→ **Provided entries**
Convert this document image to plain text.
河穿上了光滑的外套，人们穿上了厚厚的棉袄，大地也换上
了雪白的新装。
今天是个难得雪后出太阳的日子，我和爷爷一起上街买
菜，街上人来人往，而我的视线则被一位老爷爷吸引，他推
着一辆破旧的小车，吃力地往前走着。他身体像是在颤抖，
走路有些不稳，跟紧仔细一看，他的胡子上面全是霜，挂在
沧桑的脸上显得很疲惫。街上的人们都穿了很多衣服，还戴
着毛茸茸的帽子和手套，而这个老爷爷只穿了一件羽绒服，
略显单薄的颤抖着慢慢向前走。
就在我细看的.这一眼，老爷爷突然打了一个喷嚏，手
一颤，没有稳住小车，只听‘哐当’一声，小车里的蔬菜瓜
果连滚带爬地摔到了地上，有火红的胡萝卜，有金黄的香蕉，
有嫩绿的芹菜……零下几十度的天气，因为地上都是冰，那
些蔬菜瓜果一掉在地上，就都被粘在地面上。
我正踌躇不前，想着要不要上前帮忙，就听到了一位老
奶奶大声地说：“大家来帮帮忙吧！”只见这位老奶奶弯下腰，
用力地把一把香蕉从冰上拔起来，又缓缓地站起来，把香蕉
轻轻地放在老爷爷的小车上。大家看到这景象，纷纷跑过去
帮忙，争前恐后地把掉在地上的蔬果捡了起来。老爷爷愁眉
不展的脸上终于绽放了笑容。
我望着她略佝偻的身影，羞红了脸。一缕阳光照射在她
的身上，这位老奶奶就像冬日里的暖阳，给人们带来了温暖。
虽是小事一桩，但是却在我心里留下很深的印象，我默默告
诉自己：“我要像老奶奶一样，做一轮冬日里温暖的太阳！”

→ **What is needed**
In this exercise, repeat all entries exactly.

→ **Solved problem**
Convert this document image to plain text.
河穿上了光滑的外套，人们穿上了厚厚的棉袄，大地也换上
了雪白的新装。
今天是个难得雪后出太阳的日子，我和爷爷一起上街买
菜，街上人来人往，而我的视线则被一位老爷爷吸引，他推
着一辆破旧的小车，吃力地往前走着。他身体像是在颤抖，
走路有些不稳，跟紧仔细一看，他的胡子上面全是霜，挂在
沧桑的脸上显得很疲惫。街上的人们都穿了很多衣服，还戴
着毛茸茸的帽子和手套，而这个老爷爷只穿了一件羽绒服，
略显单薄的颤抖着慢慢向前走。
就在我细看的.这一眼，老爷爷突然打了一个喷嚏，手
一颤，没有稳住小车，只听‘哐当’一声，小车里的蔬菜瓜
果连滚带爬地摔到了地上，有火红的胡萝卜，有金黄的香蕉，
有嫩绿的芹菜……零下几十度的天气，因为地上都是冰，那
些蔬菜瓜果一掉在地上，就都被粘在地面上。
我正踌躇不前，想着要不要上前帮忙，就听到了一位老
奶奶大声地说：“大家来帮帮忙吧！”只见这位老奶奶弯下腰，
用力地把一把香蕉从冰上拔起来，又缓缓地站起来，把香蕉
轻轻地放在老爷爷的小车上。大家看到这景象，纷纷跑过去
帮忙，争前恐后地把掉在地上的蔬果捡了起来。老爷爷愁眉
不展的脸上终于绽放了笑容。
我望着她略佝偻的身影，羞红了脸。一缕阳光照射在她
的身上，这位老奶奶就像冬日里的暖阳，给人们带来了温暖。
虽是小事一桩，但是却在我心里留下很深的印象，我默默告
诉自己：“我要像老奶奶一样，做一轮冬日里温暖的太阳！”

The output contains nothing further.